▶ [Written request] Give only the number of lines in the records below that contain the word "source".

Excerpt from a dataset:
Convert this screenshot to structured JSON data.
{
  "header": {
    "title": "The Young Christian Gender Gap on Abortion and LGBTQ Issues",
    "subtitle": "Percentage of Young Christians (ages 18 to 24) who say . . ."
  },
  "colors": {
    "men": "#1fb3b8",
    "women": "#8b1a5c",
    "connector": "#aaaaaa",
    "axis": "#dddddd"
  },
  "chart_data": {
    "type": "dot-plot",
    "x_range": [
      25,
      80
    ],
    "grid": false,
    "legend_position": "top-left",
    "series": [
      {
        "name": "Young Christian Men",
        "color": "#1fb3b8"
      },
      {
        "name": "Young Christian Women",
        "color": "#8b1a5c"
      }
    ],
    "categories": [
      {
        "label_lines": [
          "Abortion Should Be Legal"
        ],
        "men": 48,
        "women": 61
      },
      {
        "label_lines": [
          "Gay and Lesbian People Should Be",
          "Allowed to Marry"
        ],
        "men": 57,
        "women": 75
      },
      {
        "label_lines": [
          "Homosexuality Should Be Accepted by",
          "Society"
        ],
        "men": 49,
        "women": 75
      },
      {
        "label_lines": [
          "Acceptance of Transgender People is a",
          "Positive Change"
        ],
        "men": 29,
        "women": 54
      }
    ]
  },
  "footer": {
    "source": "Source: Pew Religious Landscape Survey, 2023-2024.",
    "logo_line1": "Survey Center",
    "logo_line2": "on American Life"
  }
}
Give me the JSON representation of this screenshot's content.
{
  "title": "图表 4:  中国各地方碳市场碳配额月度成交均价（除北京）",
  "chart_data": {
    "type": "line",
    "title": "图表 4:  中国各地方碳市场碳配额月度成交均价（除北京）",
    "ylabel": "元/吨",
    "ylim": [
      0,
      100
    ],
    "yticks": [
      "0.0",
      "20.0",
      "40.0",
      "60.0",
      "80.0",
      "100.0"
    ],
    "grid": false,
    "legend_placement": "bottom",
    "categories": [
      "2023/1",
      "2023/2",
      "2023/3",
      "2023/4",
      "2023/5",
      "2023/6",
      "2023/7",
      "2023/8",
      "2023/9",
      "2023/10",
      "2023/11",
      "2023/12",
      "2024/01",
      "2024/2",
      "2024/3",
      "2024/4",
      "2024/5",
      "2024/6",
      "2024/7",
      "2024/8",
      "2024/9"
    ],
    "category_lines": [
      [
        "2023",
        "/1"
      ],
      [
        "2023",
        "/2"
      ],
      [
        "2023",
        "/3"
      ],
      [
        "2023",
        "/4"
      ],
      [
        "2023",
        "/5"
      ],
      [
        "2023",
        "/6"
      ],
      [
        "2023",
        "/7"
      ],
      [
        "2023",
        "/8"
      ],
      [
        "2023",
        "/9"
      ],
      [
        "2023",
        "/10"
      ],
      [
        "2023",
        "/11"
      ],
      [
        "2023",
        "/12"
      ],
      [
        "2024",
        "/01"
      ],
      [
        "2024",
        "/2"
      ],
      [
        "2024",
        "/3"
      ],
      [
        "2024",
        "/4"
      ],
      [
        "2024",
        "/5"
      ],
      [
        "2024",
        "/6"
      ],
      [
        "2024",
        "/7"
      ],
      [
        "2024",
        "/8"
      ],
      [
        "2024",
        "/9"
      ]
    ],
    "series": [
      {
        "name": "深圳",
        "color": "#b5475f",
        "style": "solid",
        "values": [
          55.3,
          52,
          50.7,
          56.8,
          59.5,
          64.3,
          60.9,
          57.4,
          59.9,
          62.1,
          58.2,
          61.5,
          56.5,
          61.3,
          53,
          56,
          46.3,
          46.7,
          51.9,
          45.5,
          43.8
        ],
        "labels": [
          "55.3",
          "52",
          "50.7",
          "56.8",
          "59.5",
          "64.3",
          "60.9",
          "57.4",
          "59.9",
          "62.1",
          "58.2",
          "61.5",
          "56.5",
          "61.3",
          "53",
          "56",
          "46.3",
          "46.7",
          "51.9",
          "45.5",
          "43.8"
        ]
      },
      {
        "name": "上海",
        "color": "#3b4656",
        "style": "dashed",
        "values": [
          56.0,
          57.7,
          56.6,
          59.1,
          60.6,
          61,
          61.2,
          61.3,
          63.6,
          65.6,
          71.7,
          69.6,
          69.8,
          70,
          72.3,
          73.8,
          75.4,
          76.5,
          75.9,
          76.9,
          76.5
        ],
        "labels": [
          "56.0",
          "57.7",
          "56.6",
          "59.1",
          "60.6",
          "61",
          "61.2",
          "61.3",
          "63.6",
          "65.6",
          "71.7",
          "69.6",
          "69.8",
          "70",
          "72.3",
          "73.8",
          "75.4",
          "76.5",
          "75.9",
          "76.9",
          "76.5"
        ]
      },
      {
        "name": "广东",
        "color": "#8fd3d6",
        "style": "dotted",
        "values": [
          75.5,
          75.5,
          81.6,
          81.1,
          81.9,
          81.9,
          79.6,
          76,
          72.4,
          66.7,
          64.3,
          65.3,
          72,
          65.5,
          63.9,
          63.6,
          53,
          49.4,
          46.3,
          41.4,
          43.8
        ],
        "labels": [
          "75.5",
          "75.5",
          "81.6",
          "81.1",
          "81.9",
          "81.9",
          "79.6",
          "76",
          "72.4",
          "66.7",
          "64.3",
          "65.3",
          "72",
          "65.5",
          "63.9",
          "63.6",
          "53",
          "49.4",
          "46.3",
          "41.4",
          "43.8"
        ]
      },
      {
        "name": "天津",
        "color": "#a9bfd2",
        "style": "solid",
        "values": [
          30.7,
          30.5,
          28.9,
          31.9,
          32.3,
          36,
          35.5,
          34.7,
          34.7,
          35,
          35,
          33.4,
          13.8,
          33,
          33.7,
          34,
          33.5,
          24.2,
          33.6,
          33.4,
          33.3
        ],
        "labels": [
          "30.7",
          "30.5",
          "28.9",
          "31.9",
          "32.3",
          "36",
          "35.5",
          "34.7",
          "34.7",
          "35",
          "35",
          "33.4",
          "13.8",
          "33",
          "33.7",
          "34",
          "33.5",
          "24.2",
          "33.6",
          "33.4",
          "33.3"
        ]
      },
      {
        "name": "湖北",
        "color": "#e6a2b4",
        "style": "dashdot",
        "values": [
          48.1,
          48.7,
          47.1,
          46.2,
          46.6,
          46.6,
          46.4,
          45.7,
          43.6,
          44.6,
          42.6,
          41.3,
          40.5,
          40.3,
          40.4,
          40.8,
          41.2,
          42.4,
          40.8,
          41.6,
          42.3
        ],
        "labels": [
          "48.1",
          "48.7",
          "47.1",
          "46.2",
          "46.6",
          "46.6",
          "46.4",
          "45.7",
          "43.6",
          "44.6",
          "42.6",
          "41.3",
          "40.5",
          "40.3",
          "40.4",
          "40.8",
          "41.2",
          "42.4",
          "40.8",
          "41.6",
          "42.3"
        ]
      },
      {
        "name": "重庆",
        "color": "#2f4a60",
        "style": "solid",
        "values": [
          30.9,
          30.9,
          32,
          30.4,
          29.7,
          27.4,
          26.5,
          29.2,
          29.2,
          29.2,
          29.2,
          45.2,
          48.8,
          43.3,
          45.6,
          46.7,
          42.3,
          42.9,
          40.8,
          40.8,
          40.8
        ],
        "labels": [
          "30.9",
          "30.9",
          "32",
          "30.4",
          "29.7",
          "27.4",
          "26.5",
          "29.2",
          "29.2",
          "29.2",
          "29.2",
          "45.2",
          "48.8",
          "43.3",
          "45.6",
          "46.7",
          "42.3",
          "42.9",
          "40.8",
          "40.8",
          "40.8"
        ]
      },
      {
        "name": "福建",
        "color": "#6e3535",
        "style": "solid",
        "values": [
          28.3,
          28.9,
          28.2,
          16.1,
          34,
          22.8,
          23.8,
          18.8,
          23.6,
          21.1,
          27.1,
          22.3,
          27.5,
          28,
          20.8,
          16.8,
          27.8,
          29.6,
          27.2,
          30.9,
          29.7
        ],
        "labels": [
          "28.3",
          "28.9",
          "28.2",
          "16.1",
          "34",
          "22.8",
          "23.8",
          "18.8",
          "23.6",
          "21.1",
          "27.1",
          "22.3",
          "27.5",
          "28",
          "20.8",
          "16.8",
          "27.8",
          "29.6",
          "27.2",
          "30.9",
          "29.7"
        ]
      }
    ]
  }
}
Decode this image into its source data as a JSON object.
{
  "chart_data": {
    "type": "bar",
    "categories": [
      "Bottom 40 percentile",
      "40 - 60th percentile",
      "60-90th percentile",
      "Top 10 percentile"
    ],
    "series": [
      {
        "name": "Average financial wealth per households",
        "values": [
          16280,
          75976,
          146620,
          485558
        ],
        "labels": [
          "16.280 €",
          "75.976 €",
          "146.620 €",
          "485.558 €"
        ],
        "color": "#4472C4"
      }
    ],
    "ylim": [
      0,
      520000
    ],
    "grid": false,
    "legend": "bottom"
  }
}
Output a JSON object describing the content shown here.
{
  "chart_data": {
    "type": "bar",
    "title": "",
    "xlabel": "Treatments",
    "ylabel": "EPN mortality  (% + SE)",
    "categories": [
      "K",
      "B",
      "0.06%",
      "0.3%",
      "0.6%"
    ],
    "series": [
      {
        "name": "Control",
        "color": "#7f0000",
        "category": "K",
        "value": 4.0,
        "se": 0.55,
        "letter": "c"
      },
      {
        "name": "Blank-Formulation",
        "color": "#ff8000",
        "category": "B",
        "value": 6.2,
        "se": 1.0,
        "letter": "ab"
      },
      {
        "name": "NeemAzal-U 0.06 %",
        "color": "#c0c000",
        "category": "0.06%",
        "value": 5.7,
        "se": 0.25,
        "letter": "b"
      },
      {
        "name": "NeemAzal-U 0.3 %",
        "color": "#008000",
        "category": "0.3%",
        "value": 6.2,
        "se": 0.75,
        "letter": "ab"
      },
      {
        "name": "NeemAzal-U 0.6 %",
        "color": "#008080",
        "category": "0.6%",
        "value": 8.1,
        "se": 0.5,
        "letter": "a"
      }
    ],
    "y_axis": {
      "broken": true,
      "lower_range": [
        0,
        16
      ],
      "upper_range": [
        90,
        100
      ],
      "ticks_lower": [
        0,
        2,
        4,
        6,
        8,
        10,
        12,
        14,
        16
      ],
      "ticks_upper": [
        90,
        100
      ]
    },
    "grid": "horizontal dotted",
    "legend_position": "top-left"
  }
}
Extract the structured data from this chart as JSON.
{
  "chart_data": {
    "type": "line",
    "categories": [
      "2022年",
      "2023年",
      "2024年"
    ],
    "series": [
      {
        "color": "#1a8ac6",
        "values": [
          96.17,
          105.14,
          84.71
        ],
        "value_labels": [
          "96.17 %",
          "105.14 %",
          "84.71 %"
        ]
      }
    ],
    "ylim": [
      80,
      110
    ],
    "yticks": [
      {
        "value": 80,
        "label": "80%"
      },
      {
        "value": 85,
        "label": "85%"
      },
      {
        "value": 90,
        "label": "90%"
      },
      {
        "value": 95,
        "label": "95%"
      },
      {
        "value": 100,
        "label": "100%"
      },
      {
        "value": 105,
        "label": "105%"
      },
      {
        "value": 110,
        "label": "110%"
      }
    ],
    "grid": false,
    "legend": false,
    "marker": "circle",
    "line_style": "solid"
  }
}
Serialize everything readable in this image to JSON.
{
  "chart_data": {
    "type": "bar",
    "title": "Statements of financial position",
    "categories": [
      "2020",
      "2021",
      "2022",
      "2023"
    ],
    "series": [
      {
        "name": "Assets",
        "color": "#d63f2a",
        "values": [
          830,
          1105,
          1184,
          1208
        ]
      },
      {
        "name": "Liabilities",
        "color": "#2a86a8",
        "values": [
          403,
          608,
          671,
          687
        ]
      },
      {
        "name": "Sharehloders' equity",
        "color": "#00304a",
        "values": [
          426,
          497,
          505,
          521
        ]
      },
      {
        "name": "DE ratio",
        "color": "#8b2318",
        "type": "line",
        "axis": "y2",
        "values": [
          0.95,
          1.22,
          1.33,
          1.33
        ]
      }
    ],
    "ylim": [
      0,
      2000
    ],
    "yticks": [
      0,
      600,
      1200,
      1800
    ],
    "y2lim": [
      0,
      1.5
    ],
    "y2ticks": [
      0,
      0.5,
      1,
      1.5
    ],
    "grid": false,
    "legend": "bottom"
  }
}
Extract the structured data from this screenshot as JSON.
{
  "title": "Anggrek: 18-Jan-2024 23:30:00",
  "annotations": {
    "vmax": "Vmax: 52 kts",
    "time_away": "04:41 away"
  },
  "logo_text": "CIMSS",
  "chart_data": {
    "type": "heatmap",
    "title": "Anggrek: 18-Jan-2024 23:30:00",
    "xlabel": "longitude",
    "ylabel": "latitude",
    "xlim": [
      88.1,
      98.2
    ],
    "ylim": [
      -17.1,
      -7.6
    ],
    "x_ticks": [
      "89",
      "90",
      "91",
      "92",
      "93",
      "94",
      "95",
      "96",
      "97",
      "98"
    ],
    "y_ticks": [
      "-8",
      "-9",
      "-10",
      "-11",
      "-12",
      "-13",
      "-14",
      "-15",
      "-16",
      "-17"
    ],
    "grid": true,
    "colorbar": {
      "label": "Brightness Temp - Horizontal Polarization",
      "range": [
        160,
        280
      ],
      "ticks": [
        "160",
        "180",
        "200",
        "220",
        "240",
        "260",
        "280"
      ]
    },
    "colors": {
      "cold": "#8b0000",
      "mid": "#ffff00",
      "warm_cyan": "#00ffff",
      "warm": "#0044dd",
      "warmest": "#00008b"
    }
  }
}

▶ [Written answer] 2